(Data extracted from a collection)

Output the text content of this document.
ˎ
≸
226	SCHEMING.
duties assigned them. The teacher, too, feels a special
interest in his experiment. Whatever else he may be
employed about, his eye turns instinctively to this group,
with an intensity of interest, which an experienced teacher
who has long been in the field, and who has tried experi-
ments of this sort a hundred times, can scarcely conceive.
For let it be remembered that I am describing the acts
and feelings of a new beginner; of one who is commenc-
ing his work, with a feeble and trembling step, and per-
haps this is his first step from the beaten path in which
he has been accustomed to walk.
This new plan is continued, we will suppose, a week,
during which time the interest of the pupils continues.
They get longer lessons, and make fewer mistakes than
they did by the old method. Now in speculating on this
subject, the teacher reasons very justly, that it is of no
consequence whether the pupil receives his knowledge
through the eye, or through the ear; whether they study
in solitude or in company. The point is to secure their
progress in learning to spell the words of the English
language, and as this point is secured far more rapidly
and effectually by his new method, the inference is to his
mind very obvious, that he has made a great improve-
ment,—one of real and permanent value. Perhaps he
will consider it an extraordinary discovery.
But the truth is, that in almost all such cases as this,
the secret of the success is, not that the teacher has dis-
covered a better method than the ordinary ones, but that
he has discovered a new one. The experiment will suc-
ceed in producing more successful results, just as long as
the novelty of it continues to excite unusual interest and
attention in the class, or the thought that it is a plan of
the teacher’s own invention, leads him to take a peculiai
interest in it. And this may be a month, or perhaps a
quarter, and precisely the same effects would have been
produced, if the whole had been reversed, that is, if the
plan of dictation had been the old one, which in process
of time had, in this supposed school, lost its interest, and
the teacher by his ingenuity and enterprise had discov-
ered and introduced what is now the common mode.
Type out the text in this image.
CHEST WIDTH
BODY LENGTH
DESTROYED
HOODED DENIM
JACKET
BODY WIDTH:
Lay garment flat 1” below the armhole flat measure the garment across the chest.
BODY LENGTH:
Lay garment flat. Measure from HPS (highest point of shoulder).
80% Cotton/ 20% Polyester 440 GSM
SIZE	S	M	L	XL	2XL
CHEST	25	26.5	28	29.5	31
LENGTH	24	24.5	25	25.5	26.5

■ **Problem to solve**: Give back exactly the lines from the line holding "Type out the text in this image." through the last line of the listing, including both.

■ **Reply**:
Type out the text in this image.
CHEST WIDTH
BODY LENGTH
DESTROYED
HOODED DENIM
JACKET
BODY WIDTH:
Lay garment flat 1” below the armhole flat measure the garment across the chest.
BODY LENGTH:
Lay garment flat. Measure from HPS (highest point of shoulder).
80% Cotton/ 20% Polyester 440 GSM
SIZE	S	M	L	XL	2XL
CHEST	25	26.5	28	29.5	31
LENGTH	24	24.5	25	25.5	26.5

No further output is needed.